Work to be completed →
Switch every instance of "deformable mirror" in the listing below to "adaptive mirror" and leave every other word as it is. Reproduce all of the listing with this change, but omit the pictures.

--- begin Extracted records ---

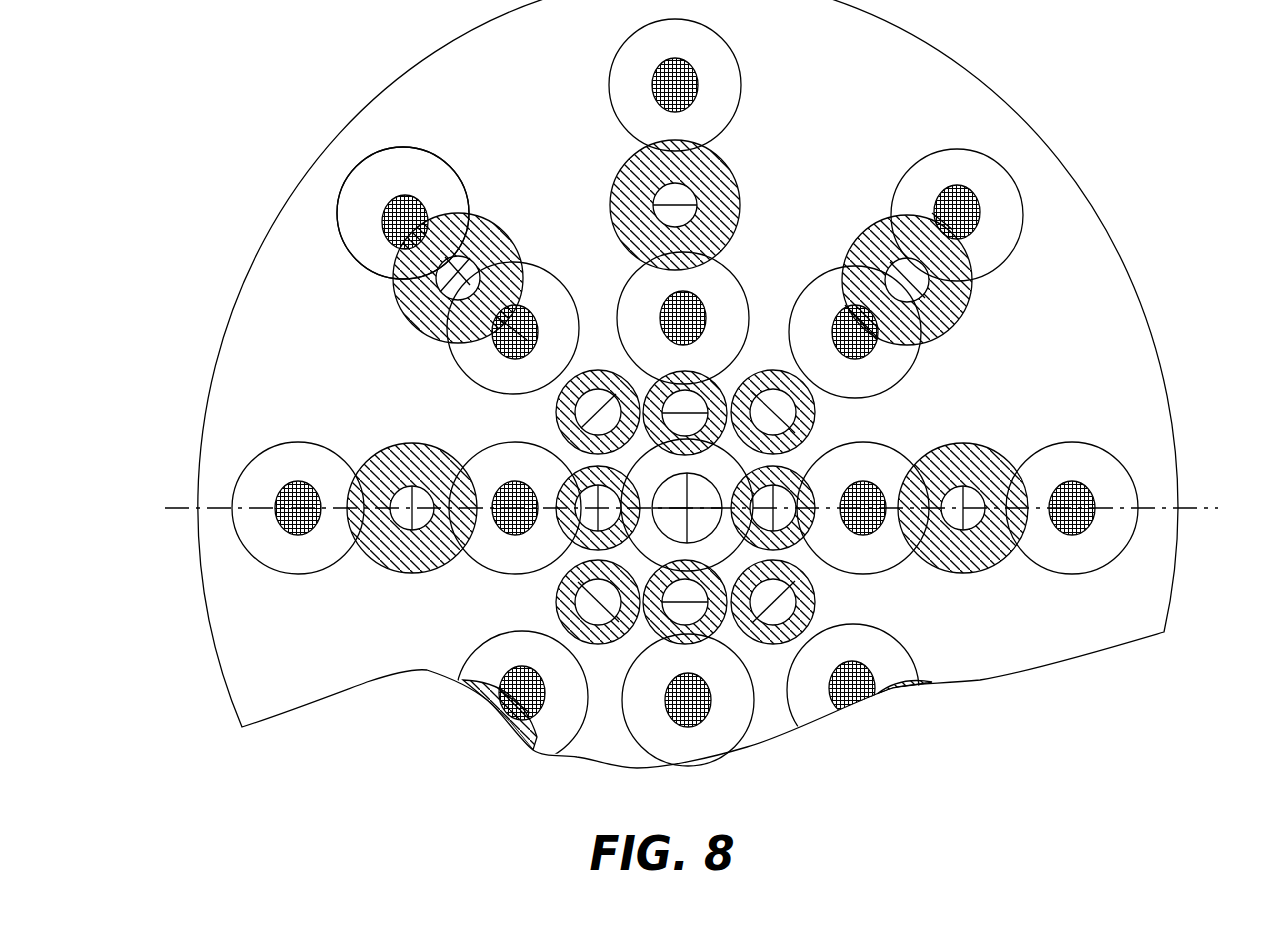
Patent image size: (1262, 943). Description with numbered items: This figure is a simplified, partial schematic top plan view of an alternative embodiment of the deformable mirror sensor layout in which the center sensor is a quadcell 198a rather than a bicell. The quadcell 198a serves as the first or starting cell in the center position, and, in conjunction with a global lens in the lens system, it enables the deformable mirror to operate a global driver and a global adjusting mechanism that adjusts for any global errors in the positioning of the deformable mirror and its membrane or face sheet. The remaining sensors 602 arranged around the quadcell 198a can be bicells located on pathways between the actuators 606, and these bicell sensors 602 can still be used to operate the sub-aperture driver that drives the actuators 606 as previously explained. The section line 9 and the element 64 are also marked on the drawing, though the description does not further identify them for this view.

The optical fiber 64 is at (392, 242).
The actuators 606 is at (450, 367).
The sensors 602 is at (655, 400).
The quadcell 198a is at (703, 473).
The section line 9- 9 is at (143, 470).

--- end Extracted records ---

Solved problem →
Patent image size: (1262, 943). Description with numbered items: This figure is a simplified, partial schematic top plan view of an alternative embodiment of the adaptive mirror sensor layout in which the center sensor is a quadcell 198a rather than a bicell. The quadcell 198a serves as the first or starting cell in the center position, and, in conjunction with a global lens in the lens system, it enables the adaptive mirror to operate a global driver and a global adjusting mechanism that adjusts for any global errors in the positioning of the adaptive mirror and its membrane or face sheet. The remaining sensors 602 arranged around the quadcell 198a can be bicells located on pathways between the actuators 606, and these bicell sensors 602 can still be used to operate the sub-aperture driver that drives the actuators 606 as previously explained. The section line 9 and the element 64 are also marked on the drawing, though the description does not further identify them for this view.

The optical fiber 64 is at (392, 242).
The actuators 606 is at (450, 367).
The sensors 602 is at (655, 400).
The quadcell 198a is at (703, 473).
The section line 9- 9 is at (143, 470).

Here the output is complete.